What is needed – Write out all the entries word for word and omit any pictures.

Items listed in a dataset
************

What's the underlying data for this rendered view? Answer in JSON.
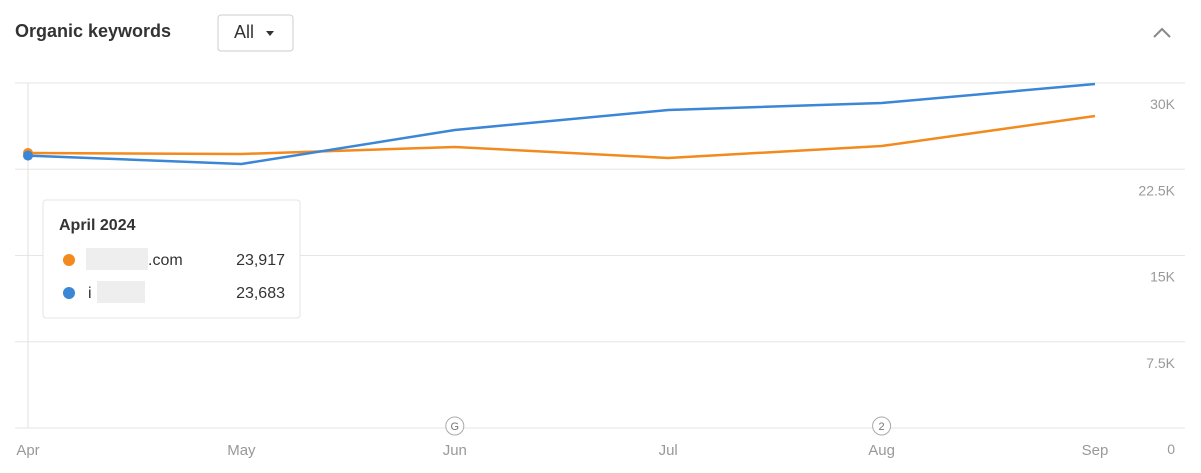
{
  "header": {
    "title": "Organic keywords",
    "filter": "All"
  },
  "chart_data": {
    "type": "line",
    "categories": [
      "Apr",
      "May",
      "Jun",
      "Jul",
      "Aug",
      "Sep"
    ],
    "series": [
      {
        "name": ".com",
        "color": "#f28a1e",
        "values": [
          23917,
          23826,
          24435,
          23478,
          24522,
          27130
        ],
        "value_labels": [
          "23,917",
          null,
          null,
          null,
          null,
          null
        ]
      },
      {
        "name": "i .com/",
        "color": "#3b86d6",
        "values": [
          23683,
          22957,
          25913,
          27652,
          28261,
          29913
        ],
        "value_labels": [
          "23,683",
          null,
          null,
          null,
          null,
          null
        ]
      }
    ],
    "ylim": [
      0,
      30000
    ],
    "yticks": [
      0,
      {
        "value": 7500,
        "label": "7.5K"
      },
      {
        "value": 15000,
        "label": "15K"
      },
      {
        "value": 22500,
        "label": "22.5K"
      },
      {
        "value": 30000,
        "label": "30K"
      }
    ],
    "grid": true,
    "tooltip": {
      "title": "April 2024"
    },
    "annotations": [
      {
        "x": "Jun",
        "label": "G"
      },
      {
        "x": "Aug",
        "label": "2"
      }
    ]
  }
}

************

Answer to the exercise –
What's the underlying data for this rendered view? Answer in JSON.
{
  "header": {
    "title": "Organic keywords",
    "filter": "All"
  },
  "chart_data": {
    "type": "line",
    "categories": [
      "Apr",
      "May",
      "Jun",
      "Jul",
      "Aug",
      "Sep"
    ],
    "series": [
      {
        "name": ".com",
        "color": "#f28a1e",
        "values": [
          23917,
          23826,
          24435,
          23478,
          24522,
          27130
        ],
        "value_labels": [
          "23,917",
          null,
          null,
          null,
          null,
          null
        ]
      },
      {
        "name": "i .com/",
        "color": "#3b86d6",
        "values": [
          23683,
          22957,
          25913,
          27652,
          28261,
          29913
        ],
        "value_labels": [
          "23,683",
          null,
          null,
          null,
          null,
          null
        ]
      }
    ],
    "ylim": [
      0,
      30000
    ],
    "yticks": [
      0,
      {
        "value": 7500,
        "label": "7.5K"
      },
      {
        "value": 15000,
        "label": "15K"
      },
      {
        "value": 22500,
        "label": "22.5K"
      },
      {
        "value": 30000,
        "label": "30K"
      }
    ],
    "grid": true,
    "tooltip": {
      "title": "April 2024"
    },
    "annotations": [
      {
        "x": "Jun",
        "label": "G"
      },
      {
        "x": "Aug",
        "label": "2"
      }
    ]
  }
}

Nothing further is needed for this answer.